PROBLEMS TO WORK ON:
- 1) In the article on Occupy's first anniversary, condense the paragraph beginning "There are many necessarily speculative answers" into a short bulleted list that keeps its main points.
- 2) Render this sentence from the Occupy anniversary article in Spanish: "No new paradigm has taken its place, so Occupy is necessarily groping in the dark."
- 3) Print the Occupy anniversary article from "There are many" to "in the dark.".

PAGE TEXT:
((

What happened to Occupy?

A year after Zuccotti Park, participants discuss what it means

Published September 17, 2012 12:53AM (EDT)

"Occupy" security-style tape is stuck to Laura Nagy during an Occupy Wall Street anniversary concert in Foley Square in New York on Sunday, Sept. 16, 2012. (AP/Seth Wenig)
"Occupy" security-style tape is stuck to Laura Nagy during an Occupy Wall Street anniversary concert in Foley Square in New York on Sunday, Sept. 16, 2012. (AP/Seth Wenig)

One year ago Monday, Occupy Wall Street inserted itself into Downtown Manhattan and the political landscape. In this election year, “Occupy” has almost completely disappeared from headlines, even as its central issue of inequality has become an important part of the conversation. While thousands of Occupy supporters are expected to flood New York’s financial district to mark the “Occuversary,” with a day of civil disobedience and marching, it remains unclear what Occupy has or has not achieved. Indeed, what "Occupy" refers to is still an open question. Salon asked an assortment of Occupy stalwarts and commentators, “What has happened to Occupy?” [Responses have been edited for space and clarity].

Mike Andrews, Brooklyn, N.Y., writer and editor, longtime Occupy participant:

There are many necessarily speculative answers, some more persuasive than others. One that I find persuasive is that Occupy's slowdown was inevitable, since, as Asad Haider wrote in Viewpoint magazine, "Nobody actually knows how a movement can grow and develop today." Occupy has emerged in an era when the paradigm of union-centered mass movements — and the economic conditions that underpinned them — are long dead. No new paradigm has taken its place, so Occupy is necessarily groping in the dark.

Nathan Schneider, New York freelance journalist and editor at Occupy website Waging Non-Violence:

One of the refrains I keep hearing is this: "After this year I know the people I'll be organizing with my whole life." A lot has been said about how the Occupy movement "changed" "the conversation," but what interests me more is what's to come from the networks of passionate people the movement helped to create. What interests me more than its past is its future — both under the name "Occupy" and otherwise.

))

DATASET SECTION:
((

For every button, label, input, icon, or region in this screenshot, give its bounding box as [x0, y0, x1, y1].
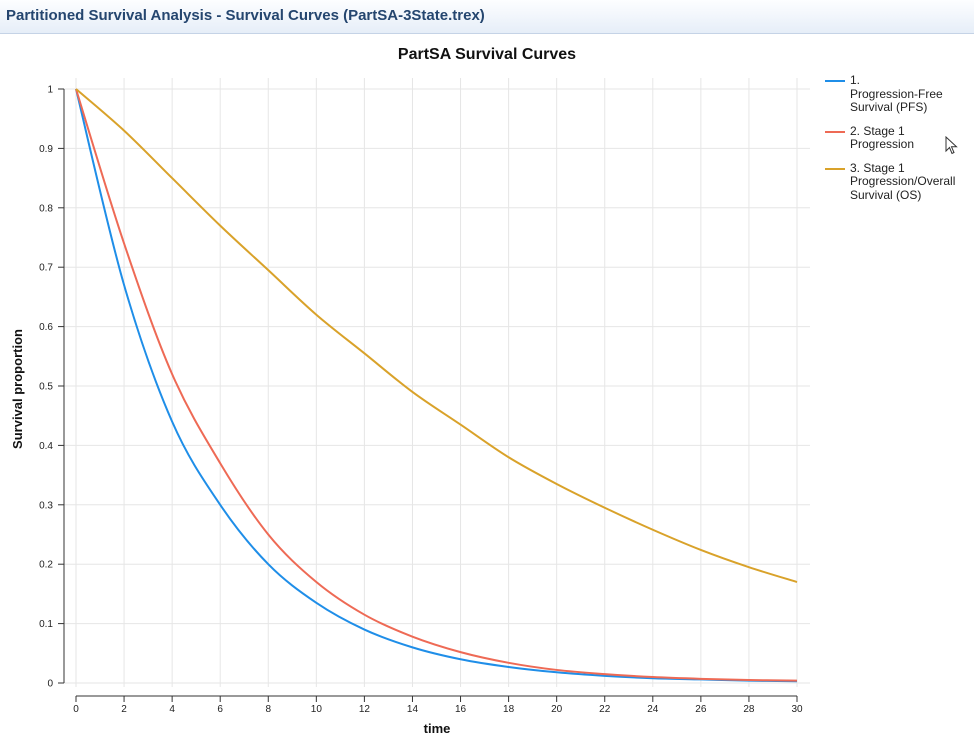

))

ANSWERS TO THE TASKS:
- 1)
- Answers are necessarily speculative, and some are more persuasive than others.
- One persuasive view holds that Occupy's slowdown was inevitable. As Asad Haider wrote in Viewpoint magazine, nobody knows how a movement can grow and develop today.
- Occupy emerged after the paradigm of union-centered mass movements, along with the economic conditions beneath it, had long died.
- No new paradigm has replaced it, so Occupy is groping in the dark.

- 2) Ningún paradigma nuevo ha ocupado su lugar, por lo que Occupy anda necesariamente a tientas en la oscuridad.

- 3)
There are many necessarily speculative answers, some more persuasive than others. One that I find persuasive is that Occupy's slowdown was inevitable, since, as Asad Haider wrote in Viewpoint magazine, "Nobody actually knows how a movement can grow and develop today." Occupy has emerged in an era when the paradigm of union-centered mass movements — and the economic conditions that underpinned them — are long dead. No new paradigm has taken its place, so Occupy is necessarily groping in the dark.